■ Task item ■
Wherever the word "color" turns up in a line of the entries, copy that line.

══ Listed records ══

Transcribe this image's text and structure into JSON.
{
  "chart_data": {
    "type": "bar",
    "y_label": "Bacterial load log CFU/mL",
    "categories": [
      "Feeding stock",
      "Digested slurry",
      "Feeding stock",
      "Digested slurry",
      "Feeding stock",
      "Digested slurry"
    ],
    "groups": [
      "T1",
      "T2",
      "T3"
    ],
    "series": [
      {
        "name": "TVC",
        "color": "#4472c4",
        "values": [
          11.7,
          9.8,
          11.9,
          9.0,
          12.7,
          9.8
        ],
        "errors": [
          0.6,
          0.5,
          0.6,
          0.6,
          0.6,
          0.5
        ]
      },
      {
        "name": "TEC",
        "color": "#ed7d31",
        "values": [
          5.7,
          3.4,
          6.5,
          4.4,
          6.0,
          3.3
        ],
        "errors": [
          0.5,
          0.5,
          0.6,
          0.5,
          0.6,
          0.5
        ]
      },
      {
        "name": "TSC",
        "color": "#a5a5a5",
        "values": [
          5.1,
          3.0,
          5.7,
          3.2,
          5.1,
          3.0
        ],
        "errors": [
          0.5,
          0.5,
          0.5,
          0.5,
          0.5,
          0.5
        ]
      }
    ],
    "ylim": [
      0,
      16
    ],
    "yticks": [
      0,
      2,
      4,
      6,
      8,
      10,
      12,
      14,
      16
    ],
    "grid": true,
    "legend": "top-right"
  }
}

═══

■ Answer to this task ■
        "color": "#4472c4",
        "color": "#ed7d31",
        "color": "#a5a5a5",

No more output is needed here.